What you will do:
Each record is to be transcribed exactly.

(Dataset excerpt)

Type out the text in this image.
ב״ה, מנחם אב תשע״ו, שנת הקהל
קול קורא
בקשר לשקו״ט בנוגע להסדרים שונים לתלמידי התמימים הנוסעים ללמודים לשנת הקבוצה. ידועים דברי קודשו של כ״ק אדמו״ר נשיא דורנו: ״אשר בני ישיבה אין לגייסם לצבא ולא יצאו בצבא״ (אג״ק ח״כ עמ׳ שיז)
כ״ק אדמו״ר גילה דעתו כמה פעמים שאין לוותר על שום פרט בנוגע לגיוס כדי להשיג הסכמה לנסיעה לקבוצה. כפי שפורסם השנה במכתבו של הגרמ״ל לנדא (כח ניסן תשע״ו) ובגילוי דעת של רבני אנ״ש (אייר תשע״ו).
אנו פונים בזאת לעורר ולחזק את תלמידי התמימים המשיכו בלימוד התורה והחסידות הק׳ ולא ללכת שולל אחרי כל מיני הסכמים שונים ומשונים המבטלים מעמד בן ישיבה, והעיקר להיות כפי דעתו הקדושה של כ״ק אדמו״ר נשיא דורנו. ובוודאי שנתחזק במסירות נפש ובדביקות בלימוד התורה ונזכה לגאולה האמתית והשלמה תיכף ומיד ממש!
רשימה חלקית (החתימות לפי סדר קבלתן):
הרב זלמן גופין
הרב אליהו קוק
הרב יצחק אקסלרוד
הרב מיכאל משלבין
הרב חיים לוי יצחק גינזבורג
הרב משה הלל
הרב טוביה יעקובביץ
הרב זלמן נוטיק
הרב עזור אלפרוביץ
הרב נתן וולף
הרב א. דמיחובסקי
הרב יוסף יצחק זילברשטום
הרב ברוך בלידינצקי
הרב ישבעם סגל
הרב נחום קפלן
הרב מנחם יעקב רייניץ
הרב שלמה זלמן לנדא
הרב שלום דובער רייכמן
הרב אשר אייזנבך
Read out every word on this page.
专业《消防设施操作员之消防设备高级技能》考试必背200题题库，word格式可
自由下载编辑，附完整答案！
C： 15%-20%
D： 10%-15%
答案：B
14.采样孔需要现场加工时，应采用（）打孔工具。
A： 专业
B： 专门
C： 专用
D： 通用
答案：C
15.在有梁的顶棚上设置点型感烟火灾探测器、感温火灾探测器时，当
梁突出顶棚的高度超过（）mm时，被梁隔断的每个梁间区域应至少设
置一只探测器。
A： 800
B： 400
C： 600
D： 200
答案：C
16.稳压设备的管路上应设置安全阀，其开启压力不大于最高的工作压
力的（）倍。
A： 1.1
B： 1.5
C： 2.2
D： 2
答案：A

Written reply:
Type out the text in this image.
ב״ה, מנחם אב תשע״ו, שנת הקהל
קול קורא
בקשר לשקו״ט בנוגע להסדרים שונים לתלמידי התמימים הנוסעים ללמודים לשנת הקבוצה. ידועים דברי קודשו של כ״ק אדמו״ר נשיא דורנו: ״אשר בני ישיבה אין לגייסם לצבא ולא יצאו בצבא״ (אג״ק ח״כ עמ׳ שיז)
כ״ק אדמו״ר גילה דעתו כמה פעמים שאין לוותר על שום פרט בנוגע לגיוס כדי להשיג הסכמה לנסיעה לקבוצה. כפי שפורסם השנה במכתבו של הגרמ״ל לנדא (כח ניסן תשע״ו) ובגילוי דעת של רבני אנ״ש (אייר תשע״ו).
אנו פונים בזאת לעורר ולחזק את תלמידי התמימים המשיכו בלימוד התורה והחסידות הק׳ ולא ללכת שולל אחרי כל מיני הסכמים שונים ומשונים המבטלים מעמד בן ישיבה, והעיקר להיות כפי דעתו הקדושה של כ״ק אדמו״ר נשיא דורנו. ובוודאי שנתחזק במסירות נפש ובדביקות בלימוד התורה ונזכה לגאולה האמתית והשלמה תיכף ומיד ממש!
רשימה חלקית (החתימות לפי סדר קבלתן):
הרב זלמן גופין
הרב אליהו קוק
הרב יצחק אקסלרוד
הרב מיכאל משלבין
הרב חיים לוי יצחק גינזבורג
הרב משה הלל
הרב טוביה יעקובביץ
הרב זלמן נוטיק
הרב עזור אלפרוביץ
הרב נתן וולף
הרב א. דמיחובסקי
הרב יוסף יצחק זילברשטום
הרב ברוך בלידינצקי
הרב ישבעם סגל
הרב נחום קפלן
הרב מנחם יעקב רייניץ
הרב שלמה זלמן לנדא
הרב שלום דובער רייכמן
הרב אשר אייזנבך
Read out every word on this page.
专业《消防设施操作员之消防设备高级技能》考试必背200题题库，word格式可
自由下载编辑，附完整答案！
C： 15%-20%
D： 10%-15%
答案：B
14.采样孔需要现场加工时，应采用（）打孔工具。
A： 专业
B： 专门
C： 专用
D： 通用
答案：C
15.在有梁的顶棚上设置点型感烟火灾探测器、感温火灾探测器时，当
梁突出顶棚的高度超过（）mm时，被梁隔断的每个梁间区域应至少设
置一只探测器。
A： 800
B： 400
C： 600
D： 200
答案：C
16.稳压设备的管路上应设置安全阀，其开启压力不大于最高的工作压
力的（）倍。
A： 1.1
B： 1.5
C： 2.2
D： 2
答案：A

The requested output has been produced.